_Supplied records_

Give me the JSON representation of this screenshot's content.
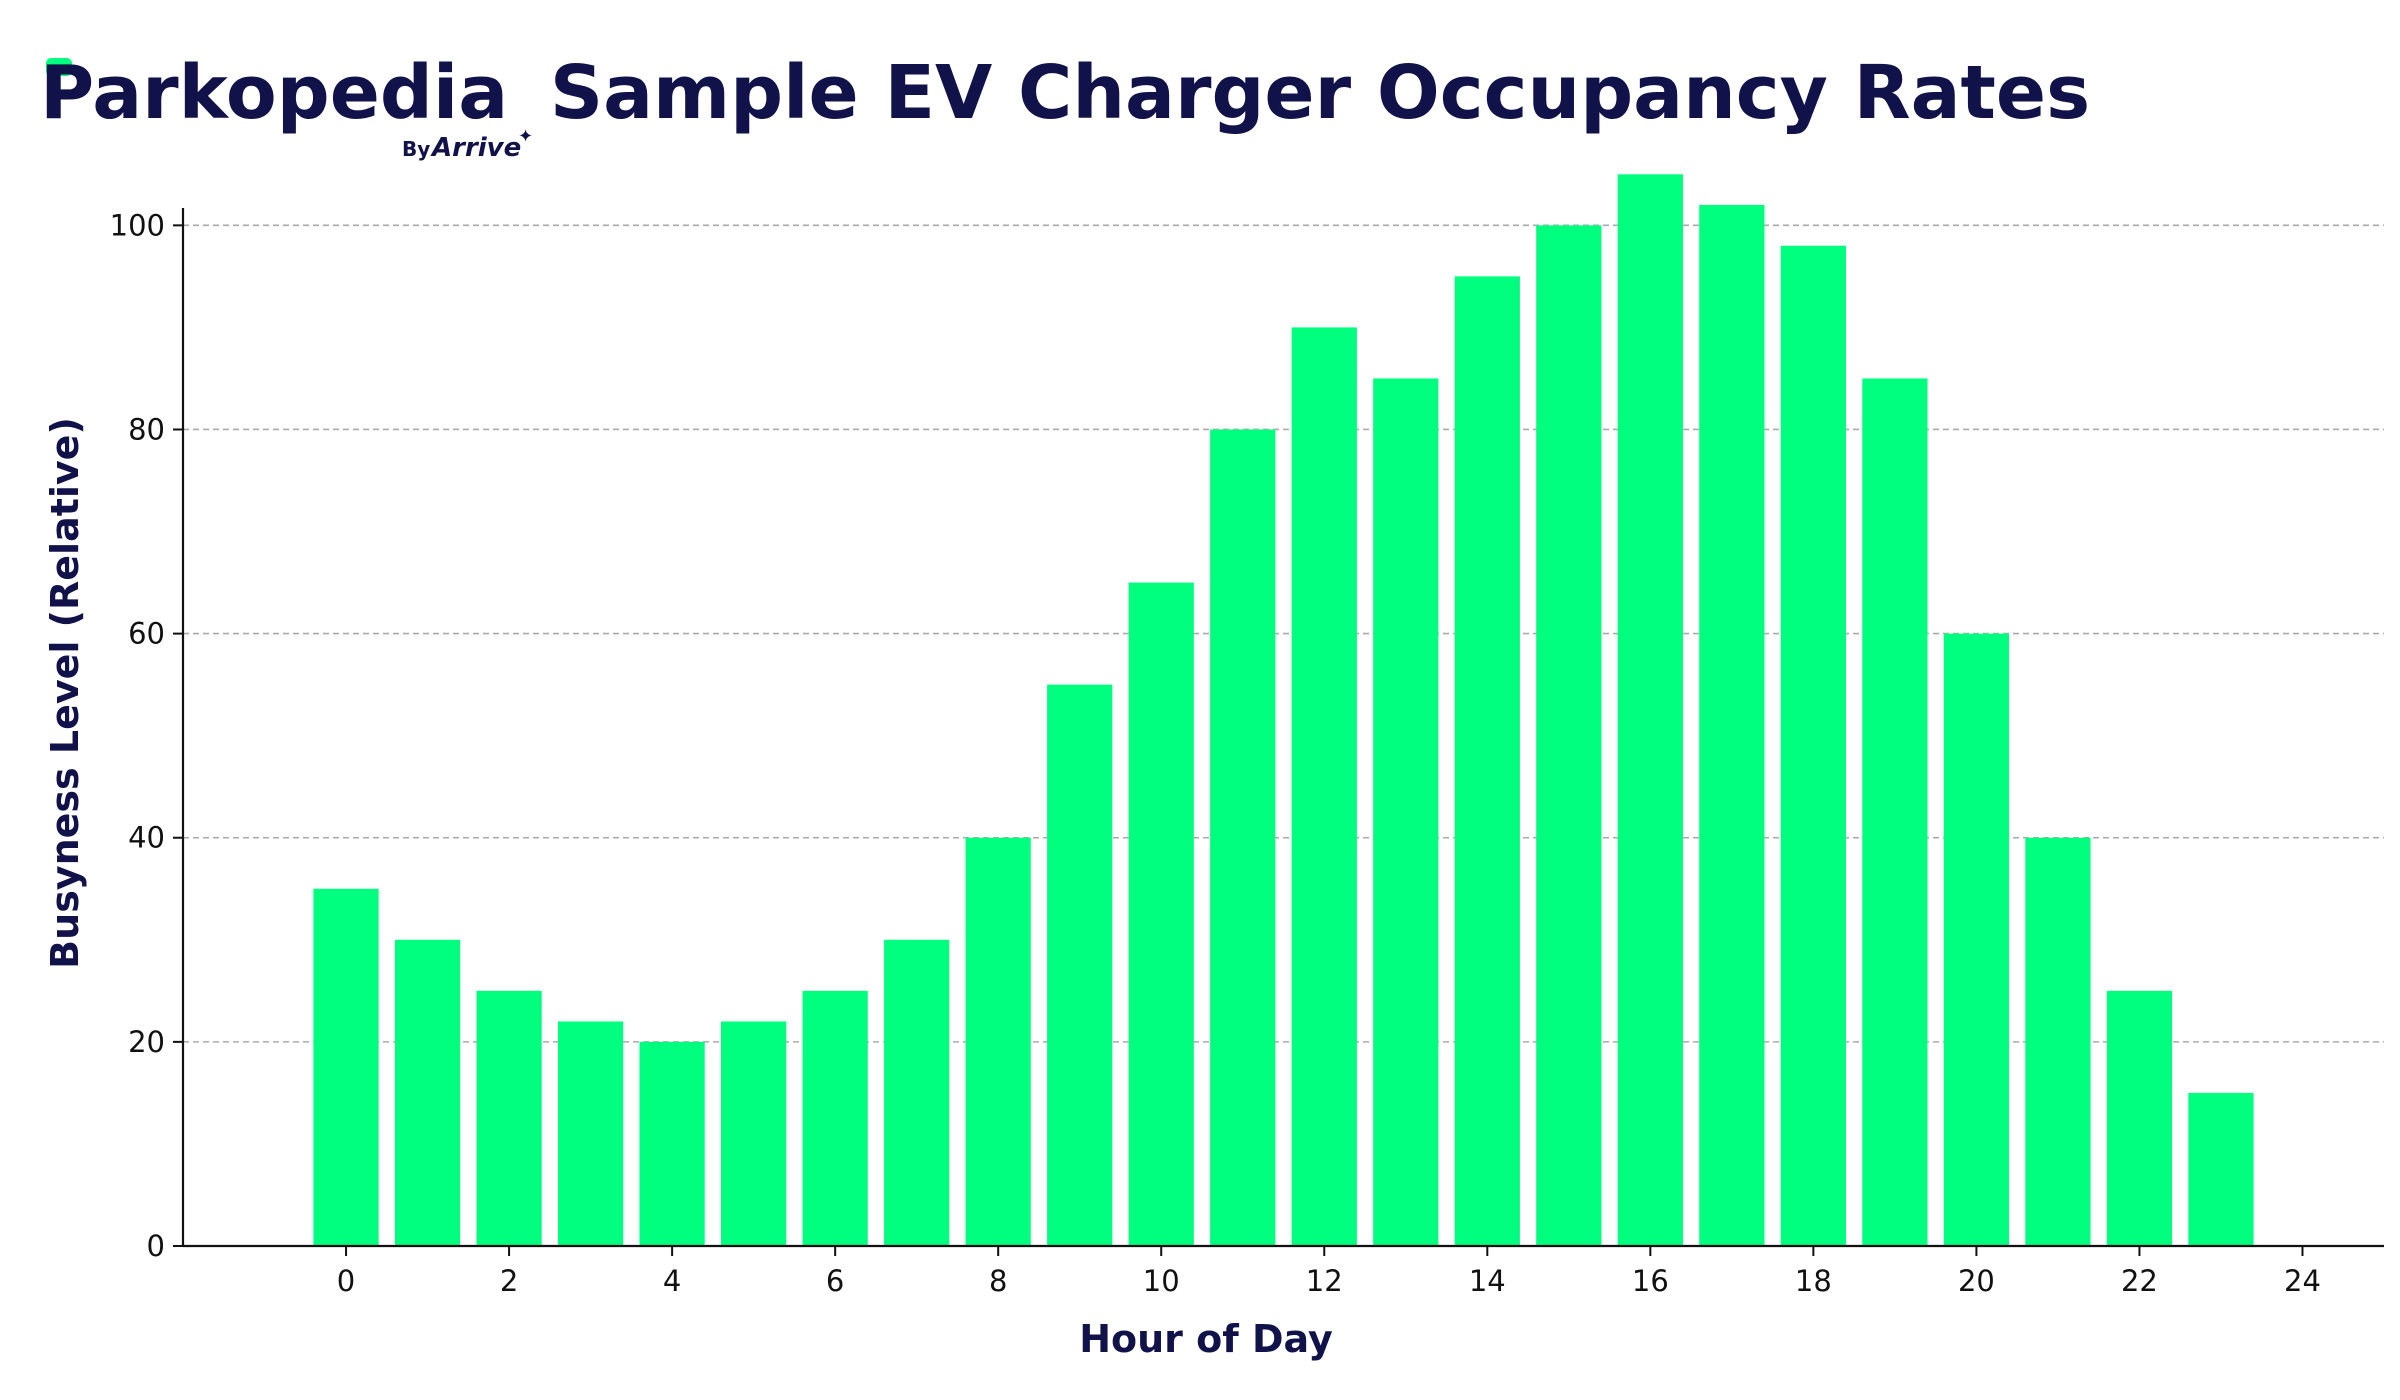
{
  "logo": {
    "name": "Parkopedia",
    "tagline_prefix": "By",
    "tagline_brand": "Arrive",
    "accent_color": "#00ff7f",
    "text_color": "#12124a"
  },
  "colors": {
    "bar": "#00ff7f",
    "title": "#12124a",
    "grid": "#aaaaaa",
    "axis": "#111111"
  },
  "chart_data": {
    "type": "bar",
    "title": "Sample EV Charger Occupancy Rates",
    "xlabel": "Hour of Day",
    "ylabel": "Busyness Level (Relative)",
    "x": [
      0,
      1,
      2,
      3,
      4,
      5,
      6,
      7,
      8,
      9,
      10,
      11,
      12,
      13,
      14,
      15,
      16,
      17,
      18,
      19,
      20,
      21,
      22,
      23
    ],
    "values": [
      35,
      30,
      25,
      22,
      20,
      22,
      25,
      30,
      40,
      55,
      65,
      80,
      90,
      85,
      95,
      100,
      105,
      102,
      98,
      85,
      60,
      40,
      25,
      15
    ],
    "xlim": [
      -2,
      25
    ],
    "ylim": [
      0,
      101.7
    ],
    "xticks": [
      0,
      2,
      4,
      6,
      8,
      10,
      12,
      14,
      16,
      18,
      20,
      22,
      24
    ],
    "yticks": [
      0,
      20,
      40,
      60,
      80,
      100
    ],
    "grid": "y-dashed",
    "legend": "none"
  }
}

_Short problem_
Pull out each line of the entries that contains "title".

_Solution for this exercise_
    "title": "#12124a",
    "title": "Sample EV Charger Occupancy Rates",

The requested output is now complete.